[Document understanding data]
◇ ◇ ◇ ◇ ◇

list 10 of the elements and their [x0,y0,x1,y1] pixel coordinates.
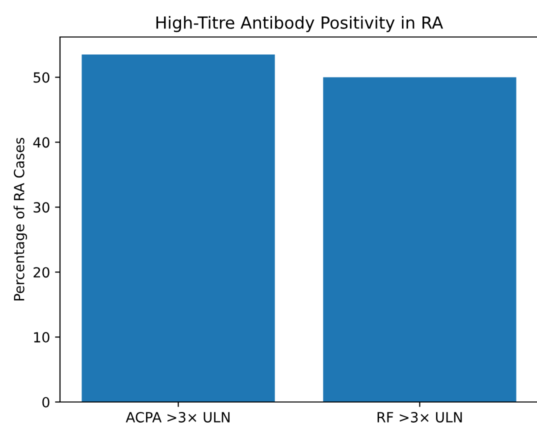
y-tick-label: 0 [42,396,50,408]
x-tick-label: ACPA >3× ULN [126,412,230,422]
y-axis-title: Percentage of RA Cases [14,138,28,300]
x-tick-label: RF >3× ULN [378,412,462,422]
y-tick-label: 20 [34,267,50,278]
y-tick-label: 30 [34,202,50,213]
chart-title: High-Titre Antibody Positivity in RA [156,16,444,32]
y-tick-label: 40 [33,137,50,148]
y-tick-label: 50 [34,72,50,83]
y-tick-label: 10 [34,332,50,343]
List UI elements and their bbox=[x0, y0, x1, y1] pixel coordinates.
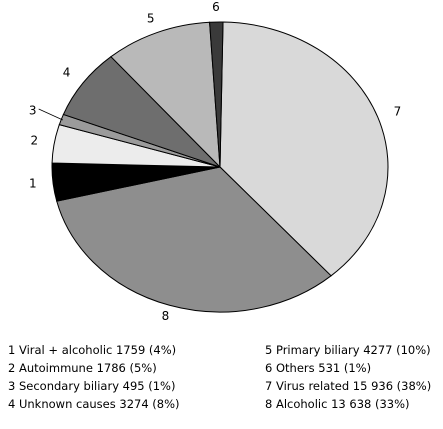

◇ ◇ ◇ ◇ ◇

*DIRECTIONS FOR THIS TASK*. Please repeat every record exactly as it stands, leaving out any pictures.

*WORKED SOLUTION*.
list 10 of the elements and their [x0,y0,x1,y1] pixel coordinates.
y-tick-label: 0 [42,396,50,408]
x-tick-label: ACPA >3× ULN [126,412,230,422]
y-axis-title: Percentage of RA Cases [14,138,28,300]
x-tick-label: RF >3× ULN [378,412,462,422]
y-tick-label: 20 [34,267,50,278]
y-tick-label: 30 [34,202,50,213]
chart-title: High-Titre Antibody Positivity in RA [156,16,444,32]
y-tick-label: 40 [33,137,50,148]
y-tick-label: 50 [34,72,50,83]
y-tick-label: 10 [34,332,50,343]
List UI elements and their bbox=[x0, y0, x1, y1] pixel coordinates.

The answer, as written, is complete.